[PROBLEM TO WORK ON]: Select each line where the word "ffffff" appears.

* * * * * * * * *

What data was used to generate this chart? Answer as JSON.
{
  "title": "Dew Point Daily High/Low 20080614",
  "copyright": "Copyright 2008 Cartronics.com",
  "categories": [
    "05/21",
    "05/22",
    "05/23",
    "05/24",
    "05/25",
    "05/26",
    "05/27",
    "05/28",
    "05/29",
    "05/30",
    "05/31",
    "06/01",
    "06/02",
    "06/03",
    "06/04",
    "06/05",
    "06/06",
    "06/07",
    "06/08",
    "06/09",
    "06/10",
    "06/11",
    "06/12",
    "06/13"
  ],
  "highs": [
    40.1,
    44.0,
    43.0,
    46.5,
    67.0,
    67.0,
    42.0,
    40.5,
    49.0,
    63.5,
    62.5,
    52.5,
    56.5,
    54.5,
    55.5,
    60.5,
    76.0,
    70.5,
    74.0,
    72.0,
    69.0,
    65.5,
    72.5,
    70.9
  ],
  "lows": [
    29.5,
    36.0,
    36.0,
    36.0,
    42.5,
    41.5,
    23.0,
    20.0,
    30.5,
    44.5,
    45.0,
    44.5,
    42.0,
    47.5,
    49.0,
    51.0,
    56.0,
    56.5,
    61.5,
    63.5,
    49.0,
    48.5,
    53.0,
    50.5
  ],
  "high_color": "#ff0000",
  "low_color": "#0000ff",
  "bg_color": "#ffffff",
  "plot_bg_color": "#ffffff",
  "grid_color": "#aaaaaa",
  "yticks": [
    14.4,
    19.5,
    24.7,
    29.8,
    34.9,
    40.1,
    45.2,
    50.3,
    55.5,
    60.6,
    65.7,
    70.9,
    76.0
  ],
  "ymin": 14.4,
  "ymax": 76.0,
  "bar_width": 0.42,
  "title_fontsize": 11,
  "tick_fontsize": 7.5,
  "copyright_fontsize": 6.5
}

* * * * * * * * *

[RESPONSE TO THE TASK]:
  "bg_color": "#ffffff",
  "plot_bg_color": "#ffffff",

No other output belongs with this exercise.